### DATA RECORDS
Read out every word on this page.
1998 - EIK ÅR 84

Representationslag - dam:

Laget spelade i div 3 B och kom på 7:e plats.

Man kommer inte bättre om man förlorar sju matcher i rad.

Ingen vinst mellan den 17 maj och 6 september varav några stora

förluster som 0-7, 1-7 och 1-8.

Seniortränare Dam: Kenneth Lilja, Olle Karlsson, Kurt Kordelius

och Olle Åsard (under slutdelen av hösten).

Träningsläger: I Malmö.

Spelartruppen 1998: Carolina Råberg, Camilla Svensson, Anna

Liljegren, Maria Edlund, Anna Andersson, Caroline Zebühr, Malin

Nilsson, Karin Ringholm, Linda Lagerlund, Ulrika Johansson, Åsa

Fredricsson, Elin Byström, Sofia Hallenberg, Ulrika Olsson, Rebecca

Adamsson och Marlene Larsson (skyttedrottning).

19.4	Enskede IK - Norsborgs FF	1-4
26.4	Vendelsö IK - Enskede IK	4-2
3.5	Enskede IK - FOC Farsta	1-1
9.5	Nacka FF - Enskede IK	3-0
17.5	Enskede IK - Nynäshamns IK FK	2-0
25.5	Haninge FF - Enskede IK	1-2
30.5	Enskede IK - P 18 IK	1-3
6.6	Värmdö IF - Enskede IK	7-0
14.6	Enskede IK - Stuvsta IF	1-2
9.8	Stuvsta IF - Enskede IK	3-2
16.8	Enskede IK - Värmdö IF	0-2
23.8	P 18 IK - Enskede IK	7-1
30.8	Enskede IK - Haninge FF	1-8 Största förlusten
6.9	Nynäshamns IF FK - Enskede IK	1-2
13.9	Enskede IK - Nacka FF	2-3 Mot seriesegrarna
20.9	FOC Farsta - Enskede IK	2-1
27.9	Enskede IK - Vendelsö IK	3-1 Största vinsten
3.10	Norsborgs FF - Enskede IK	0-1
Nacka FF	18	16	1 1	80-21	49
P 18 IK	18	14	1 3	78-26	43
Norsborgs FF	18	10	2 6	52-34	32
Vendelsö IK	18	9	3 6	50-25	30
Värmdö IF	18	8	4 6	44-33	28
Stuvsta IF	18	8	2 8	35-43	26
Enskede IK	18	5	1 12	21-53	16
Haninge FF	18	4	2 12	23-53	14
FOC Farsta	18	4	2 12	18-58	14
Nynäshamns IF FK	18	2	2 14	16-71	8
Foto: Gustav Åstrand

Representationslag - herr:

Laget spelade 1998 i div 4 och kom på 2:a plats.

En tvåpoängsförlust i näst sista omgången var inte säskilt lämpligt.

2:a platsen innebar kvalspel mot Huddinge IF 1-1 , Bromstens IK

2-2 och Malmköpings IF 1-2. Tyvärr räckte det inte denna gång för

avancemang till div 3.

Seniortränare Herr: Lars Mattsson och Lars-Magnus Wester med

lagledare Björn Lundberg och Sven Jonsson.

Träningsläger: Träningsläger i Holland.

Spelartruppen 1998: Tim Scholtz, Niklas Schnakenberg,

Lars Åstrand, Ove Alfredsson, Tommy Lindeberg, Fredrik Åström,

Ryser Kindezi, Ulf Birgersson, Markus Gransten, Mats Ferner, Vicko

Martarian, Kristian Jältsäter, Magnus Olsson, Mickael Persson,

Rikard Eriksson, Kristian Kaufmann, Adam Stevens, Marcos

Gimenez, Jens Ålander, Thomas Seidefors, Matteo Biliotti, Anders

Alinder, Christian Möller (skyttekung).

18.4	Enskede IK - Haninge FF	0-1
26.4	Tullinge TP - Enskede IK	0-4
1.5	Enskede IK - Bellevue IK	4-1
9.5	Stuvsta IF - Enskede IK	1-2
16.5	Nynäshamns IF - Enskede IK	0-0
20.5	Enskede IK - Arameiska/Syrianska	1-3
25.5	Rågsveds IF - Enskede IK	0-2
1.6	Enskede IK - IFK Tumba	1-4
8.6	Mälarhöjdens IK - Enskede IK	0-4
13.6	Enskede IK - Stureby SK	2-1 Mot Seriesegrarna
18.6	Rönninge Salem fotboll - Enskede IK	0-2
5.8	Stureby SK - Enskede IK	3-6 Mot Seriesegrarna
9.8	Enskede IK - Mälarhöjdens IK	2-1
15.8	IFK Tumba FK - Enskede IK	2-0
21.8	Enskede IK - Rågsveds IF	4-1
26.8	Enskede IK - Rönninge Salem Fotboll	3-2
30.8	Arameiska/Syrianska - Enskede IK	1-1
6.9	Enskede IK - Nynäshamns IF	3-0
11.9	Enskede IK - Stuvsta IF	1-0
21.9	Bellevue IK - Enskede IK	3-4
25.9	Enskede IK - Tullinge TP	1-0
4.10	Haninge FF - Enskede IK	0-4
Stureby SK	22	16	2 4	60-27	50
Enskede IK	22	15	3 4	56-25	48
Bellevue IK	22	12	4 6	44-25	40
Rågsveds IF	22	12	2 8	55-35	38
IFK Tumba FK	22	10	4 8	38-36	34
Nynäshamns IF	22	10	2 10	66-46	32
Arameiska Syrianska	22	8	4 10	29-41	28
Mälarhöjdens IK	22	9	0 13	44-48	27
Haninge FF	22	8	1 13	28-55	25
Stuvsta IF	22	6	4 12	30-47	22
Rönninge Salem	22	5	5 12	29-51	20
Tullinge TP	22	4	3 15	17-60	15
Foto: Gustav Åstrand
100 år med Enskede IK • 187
######
- _WHAT YOU WILL DO_: Every entry should be printed again exactly as written.

- _REPLY TO THE TASK_:
Read out every word on this page.
1998 - EIK ÅR 84

Representationslag - dam:

Laget spelade i div 3 B och kom på 7:e plats.

Man kommer inte bättre om man förlorar sju matcher i rad.

Ingen vinst mellan den 17 maj och 6 september varav några stora

förluster som 0-7, 1-7 och 1-8.

Seniortränare Dam: Kenneth Lilja, Olle Karlsson, Kurt Kordelius

och Olle Åsard (under slutdelen av hösten).

Träningsläger: I Malmö.

Spelartruppen 1998: Carolina Råberg, Camilla Svensson, Anna

Liljegren, Maria Edlund, Anna Andersson, Caroline Zebühr, Malin

Nilsson, Karin Ringholm, Linda Lagerlund, Ulrika Johansson, Åsa

Fredricsson, Elin Byström, Sofia Hallenberg, Ulrika Olsson, Rebecca

Adamsson och Marlene Larsson (skyttedrottning).

19.4	Enskede IK - Norsborgs FF	1-4
26.4	Vendelsö IK - Enskede IK	4-2
3.5	Enskede IK - FOC Farsta	1-1
9.5	Nacka FF - Enskede IK	3-0
17.5	Enskede IK - Nynäshamns IK FK	2-0
25.5	Haninge FF - Enskede IK	1-2
30.5	Enskede IK - P 18 IK	1-3
6.6	Värmdö IF - Enskede IK	7-0
14.6	Enskede IK - Stuvsta IF	1-2
9.8	Stuvsta IF - Enskede IK	3-2
16.8	Enskede IK - Värmdö IF	0-2
23.8	P 18 IK - Enskede IK	7-1
30.8	Enskede IK - Haninge FF	1-8 Största förlusten
6.9	Nynäshamns IF FK - Enskede IK	1-2
13.9	Enskede IK - Nacka FF	2-3 Mot seriesegrarna
20.9	FOC Farsta - Enskede IK	2-1
27.9	Enskede IK - Vendelsö IK	3-1 Största vinsten
3.10	Norsborgs FF - Enskede IK	0-1
Nacka FF	18	16	1 1	80-21	49
P 18 IK	18	14	1 3	78-26	43
Norsborgs FF	18	10	2 6	52-34	32
Vendelsö IK	18	9	3 6	50-25	30
Värmdö IF	18	8	4 6	44-33	28
Stuvsta IF	18	8	2 8	35-43	26
Enskede IK	18	5	1 12	21-53	16
Haninge FF	18	4	2 12	23-53	14
FOC Farsta	18	4	2 12	18-58	14
Nynäshamns IF FK	18	2	2 14	16-71	8
Foto: Gustav Åstrand

Representationslag - herr:

Laget spelade 1998 i div 4 och kom på 2:a plats.

En tvåpoängsförlust i näst sista omgången var inte säskilt lämpligt.

2:a platsen innebar kvalspel mot Huddinge IF 1-1 , Bromstens IK

2-2 och Malmköpings IF 1-2. Tyvärr räckte det inte denna gång för

avancemang till div 3.

Seniortränare Herr: Lars Mattsson och Lars-Magnus Wester med

lagledare Björn Lundberg och Sven Jonsson.

Träningsläger: Träningsläger i Holland.

Spelartruppen 1998: Tim Scholtz, Niklas Schnakenberg,

Lars Åstrand, Ove Alfredsson, Tommy Lindeberg, Fredrik Åström,

Ryser Kindezi, Ulf Birgersson, Markus Gransten, Mats Ferner, Vicko

Martarian, Kristian Jältsäter, Magnus Olsson, Mickael Persson,

Rikard Eriksson, Kristian Kaufmann, Adam Stevens, Marcos

Gimenez, Jens Ålander, Thomas Seidefors, Matteo Biliotti, Anders

Alinder, Christian Möller (skyttekung).

18.4	Enskede IK - Haninge FF	0-1
26.4	Tullinge TP - Enskede IK	0-4
1.5	Enskede IK - Bellevue IK	4-1
9.5	Stuvsta IF - Enskede IK	1-2
16.5	Nynäshamns IF - Enskede IK	0-0
20.5	Enskede IK - Arameiska/Syrianska	1-3
25.5	Rågsveds IF - Enskede IK	0-2
1.6	Enskede IK - IFK Tumba	1-4
8.6	Mälarhöjdens IK - Enskede IK	0-4
13.6	Enskede IK - Stureby SK	2-1 Mot Seriesegrarna
18.6	Rönninge Salem fotboll - Enskede IK	0-2
5.8	Stureby SK - Enskede IK	3-6 Mot Seriesegrarna
9.8	Enskede IK - Mälarhöjdens IK	2-1
15.8	IFK Tumba FK - Enskede IK	2-0
21.8	Enskede IK - Rågsveds IF	4-1
26.8	Enskede IK - Rönninge Salem Fotboll	3-2
30.8	Arameiska/Syrianska - Enskede IK	1-1
6.9	Enskede IK - Nynäshamns IF	3-0
11.9	Enskede IK - Stuvsta IF	1-0
21.9	Bellevue IK - Enskede IK	3-4
25.9	Enskede IK - Tullinge TP	1-0
4.10	Haninge FF - Enskede IK	0-4
Stureby SK	22	16	2 4	60-27	50
Enskede IK	22	15	3 4	56-25	48
Bellevue IK	22	12	4 6	44-25	40
Rågsveds IF	22	12	2 8	55-35	38
IFK Tumba FK	22	10	4 8	38-36	34
Nynäshamns IF	22	10	2 10	66-46	32
Arameiska Syrianska	22	8	4 10	29-41	28
Mälarhöjdens IK	22	9	0 13	44-48	27
Haninge FF	22	8	1 13	28-55	25
Stuvsta IF	22	6	4 12	30-47	22
Rönninge Salem	22	5	5 12	29-51	20
Tullinge TP	22	4	3 15	17-60	15
Foto: Gustav Åstrand
100 år med Enskede IK • 187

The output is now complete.